## Exercise objective
Find the lines that contain the word "JSON" and copy each one.

[Entries with figure data]
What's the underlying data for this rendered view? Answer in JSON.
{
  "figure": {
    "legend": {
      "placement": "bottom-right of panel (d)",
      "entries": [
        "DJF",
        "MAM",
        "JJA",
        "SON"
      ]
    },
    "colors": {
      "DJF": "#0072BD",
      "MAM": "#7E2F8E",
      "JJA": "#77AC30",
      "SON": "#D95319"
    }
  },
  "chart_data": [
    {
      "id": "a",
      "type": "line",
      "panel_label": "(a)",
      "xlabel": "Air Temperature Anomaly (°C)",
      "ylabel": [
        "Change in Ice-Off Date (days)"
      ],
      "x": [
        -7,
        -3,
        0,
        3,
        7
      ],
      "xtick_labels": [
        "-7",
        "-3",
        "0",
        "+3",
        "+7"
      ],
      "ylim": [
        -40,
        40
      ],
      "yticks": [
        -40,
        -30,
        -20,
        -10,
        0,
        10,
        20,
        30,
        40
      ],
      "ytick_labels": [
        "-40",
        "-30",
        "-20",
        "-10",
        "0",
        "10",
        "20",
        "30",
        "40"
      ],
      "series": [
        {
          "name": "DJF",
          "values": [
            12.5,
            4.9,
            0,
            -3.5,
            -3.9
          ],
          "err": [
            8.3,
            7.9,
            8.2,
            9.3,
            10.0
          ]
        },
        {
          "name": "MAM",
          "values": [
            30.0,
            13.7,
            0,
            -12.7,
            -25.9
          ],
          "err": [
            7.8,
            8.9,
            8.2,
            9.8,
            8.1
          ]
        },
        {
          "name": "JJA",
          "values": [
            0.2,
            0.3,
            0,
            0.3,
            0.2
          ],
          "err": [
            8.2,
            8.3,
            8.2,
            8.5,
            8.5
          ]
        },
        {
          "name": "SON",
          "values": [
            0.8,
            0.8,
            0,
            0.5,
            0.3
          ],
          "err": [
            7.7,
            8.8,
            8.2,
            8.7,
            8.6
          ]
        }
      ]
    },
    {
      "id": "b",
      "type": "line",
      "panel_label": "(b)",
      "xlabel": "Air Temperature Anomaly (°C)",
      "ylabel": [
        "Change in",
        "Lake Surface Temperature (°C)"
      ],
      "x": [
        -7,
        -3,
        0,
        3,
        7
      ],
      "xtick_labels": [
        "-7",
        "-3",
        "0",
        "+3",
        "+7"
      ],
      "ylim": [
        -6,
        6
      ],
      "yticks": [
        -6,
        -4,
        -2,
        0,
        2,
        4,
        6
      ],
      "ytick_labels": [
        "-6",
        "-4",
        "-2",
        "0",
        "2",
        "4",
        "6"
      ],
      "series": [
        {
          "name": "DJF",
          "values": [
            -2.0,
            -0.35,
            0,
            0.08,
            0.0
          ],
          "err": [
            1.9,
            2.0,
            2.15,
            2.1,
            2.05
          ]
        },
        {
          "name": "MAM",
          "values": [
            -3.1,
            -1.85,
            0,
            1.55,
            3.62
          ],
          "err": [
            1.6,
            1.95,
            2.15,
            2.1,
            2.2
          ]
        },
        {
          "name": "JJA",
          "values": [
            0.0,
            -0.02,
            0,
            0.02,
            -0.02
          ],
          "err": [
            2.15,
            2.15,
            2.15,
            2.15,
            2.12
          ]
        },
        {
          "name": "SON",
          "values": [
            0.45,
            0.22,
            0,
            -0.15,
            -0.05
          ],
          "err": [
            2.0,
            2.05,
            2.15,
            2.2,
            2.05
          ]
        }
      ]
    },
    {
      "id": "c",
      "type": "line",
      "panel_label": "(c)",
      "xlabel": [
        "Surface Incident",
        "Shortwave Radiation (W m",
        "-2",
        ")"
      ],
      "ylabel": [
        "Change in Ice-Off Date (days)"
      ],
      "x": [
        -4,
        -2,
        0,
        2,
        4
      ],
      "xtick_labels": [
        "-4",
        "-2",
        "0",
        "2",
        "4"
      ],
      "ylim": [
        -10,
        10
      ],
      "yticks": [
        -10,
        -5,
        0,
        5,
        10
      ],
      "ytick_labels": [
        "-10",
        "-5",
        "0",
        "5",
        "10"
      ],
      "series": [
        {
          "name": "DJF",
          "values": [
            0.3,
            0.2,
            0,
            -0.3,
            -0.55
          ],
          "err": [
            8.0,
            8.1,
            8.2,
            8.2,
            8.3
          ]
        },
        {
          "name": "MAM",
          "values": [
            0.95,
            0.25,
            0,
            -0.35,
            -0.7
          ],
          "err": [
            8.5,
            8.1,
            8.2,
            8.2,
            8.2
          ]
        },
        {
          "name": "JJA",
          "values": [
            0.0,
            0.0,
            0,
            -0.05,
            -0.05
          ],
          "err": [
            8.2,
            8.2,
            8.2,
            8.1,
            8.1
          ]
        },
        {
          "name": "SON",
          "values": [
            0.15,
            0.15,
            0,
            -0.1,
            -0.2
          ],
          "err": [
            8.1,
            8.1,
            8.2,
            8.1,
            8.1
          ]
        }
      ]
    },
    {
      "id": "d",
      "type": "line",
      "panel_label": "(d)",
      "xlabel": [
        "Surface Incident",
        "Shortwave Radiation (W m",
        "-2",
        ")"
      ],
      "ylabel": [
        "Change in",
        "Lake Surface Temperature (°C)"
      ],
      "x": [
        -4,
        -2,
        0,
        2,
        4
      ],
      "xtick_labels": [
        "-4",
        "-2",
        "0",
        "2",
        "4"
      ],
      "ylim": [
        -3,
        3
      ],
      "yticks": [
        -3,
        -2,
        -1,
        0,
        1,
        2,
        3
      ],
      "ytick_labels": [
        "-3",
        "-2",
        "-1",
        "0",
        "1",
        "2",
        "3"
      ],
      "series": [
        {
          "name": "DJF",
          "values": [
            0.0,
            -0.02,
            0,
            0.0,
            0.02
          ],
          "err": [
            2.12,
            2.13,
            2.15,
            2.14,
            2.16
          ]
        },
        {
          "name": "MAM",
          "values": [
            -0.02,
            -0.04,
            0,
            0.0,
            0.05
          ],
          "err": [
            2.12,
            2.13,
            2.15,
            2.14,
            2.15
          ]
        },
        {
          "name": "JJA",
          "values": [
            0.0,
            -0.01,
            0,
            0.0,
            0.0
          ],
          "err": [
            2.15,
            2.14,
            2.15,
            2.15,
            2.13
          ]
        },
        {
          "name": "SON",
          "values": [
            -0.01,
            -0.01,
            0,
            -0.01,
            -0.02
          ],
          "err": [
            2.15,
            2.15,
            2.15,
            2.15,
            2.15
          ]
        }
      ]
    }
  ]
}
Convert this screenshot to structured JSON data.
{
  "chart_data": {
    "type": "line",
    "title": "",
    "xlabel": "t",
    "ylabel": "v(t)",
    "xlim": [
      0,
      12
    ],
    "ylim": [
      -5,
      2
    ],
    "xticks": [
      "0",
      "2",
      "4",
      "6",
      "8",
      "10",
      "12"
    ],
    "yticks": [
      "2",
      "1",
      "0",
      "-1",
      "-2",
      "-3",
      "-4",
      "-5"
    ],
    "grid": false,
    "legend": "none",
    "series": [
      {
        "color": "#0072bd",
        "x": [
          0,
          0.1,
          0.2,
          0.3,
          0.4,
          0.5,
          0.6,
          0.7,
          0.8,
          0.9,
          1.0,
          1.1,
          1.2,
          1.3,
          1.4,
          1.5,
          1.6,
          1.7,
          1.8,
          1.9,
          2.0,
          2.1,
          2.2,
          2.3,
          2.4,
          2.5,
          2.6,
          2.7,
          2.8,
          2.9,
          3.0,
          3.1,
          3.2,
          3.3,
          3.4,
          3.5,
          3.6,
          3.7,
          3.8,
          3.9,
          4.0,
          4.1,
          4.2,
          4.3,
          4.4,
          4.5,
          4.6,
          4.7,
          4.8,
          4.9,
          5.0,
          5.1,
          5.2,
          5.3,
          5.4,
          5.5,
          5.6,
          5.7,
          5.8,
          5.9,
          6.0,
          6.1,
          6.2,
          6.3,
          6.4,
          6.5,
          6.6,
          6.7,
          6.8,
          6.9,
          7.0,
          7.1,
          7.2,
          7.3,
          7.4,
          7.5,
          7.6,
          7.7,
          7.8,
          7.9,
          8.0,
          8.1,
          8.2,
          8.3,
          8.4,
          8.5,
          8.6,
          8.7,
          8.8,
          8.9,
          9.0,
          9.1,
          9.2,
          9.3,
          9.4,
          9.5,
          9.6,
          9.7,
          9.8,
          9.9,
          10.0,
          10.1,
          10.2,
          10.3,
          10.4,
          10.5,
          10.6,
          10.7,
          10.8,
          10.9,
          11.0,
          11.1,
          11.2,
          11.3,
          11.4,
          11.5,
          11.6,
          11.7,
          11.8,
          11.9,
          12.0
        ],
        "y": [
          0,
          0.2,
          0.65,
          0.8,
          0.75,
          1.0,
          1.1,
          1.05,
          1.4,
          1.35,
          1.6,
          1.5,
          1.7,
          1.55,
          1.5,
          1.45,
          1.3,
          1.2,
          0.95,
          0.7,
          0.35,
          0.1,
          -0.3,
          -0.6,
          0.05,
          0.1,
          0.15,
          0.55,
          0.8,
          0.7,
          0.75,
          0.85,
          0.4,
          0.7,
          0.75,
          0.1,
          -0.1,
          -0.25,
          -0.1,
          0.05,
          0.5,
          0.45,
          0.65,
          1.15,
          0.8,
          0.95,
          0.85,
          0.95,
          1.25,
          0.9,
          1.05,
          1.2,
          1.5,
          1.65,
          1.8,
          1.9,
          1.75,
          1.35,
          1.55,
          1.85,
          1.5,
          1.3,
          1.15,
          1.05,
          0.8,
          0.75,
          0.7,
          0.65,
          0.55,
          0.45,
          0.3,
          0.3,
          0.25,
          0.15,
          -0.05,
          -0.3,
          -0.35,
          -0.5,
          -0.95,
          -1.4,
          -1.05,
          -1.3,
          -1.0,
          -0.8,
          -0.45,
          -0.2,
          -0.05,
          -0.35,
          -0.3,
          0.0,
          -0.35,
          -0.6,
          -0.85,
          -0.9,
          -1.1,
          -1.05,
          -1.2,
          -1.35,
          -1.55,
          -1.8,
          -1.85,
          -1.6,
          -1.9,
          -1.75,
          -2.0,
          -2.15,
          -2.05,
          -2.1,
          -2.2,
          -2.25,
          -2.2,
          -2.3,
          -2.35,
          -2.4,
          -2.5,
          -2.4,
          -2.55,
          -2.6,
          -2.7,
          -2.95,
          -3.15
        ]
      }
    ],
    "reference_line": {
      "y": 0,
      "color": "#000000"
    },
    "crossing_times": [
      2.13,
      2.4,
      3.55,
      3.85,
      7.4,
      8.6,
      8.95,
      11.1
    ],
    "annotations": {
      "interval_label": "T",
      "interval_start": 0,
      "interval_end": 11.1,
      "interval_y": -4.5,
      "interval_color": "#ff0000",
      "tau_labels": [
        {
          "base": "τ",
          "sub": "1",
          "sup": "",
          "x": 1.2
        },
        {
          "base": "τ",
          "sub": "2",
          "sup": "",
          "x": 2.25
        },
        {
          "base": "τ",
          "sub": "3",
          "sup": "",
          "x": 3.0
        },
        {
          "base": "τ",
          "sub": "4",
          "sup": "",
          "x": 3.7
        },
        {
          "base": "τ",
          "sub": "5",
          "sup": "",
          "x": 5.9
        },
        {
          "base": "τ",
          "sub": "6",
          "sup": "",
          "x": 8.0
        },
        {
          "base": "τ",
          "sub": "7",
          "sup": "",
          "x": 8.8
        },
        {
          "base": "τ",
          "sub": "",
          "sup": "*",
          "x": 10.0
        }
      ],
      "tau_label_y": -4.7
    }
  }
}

## Completed exercise
What's the underlying data for this rendered view? Answer in JSON.
Convert this screenshot to structured JSON data.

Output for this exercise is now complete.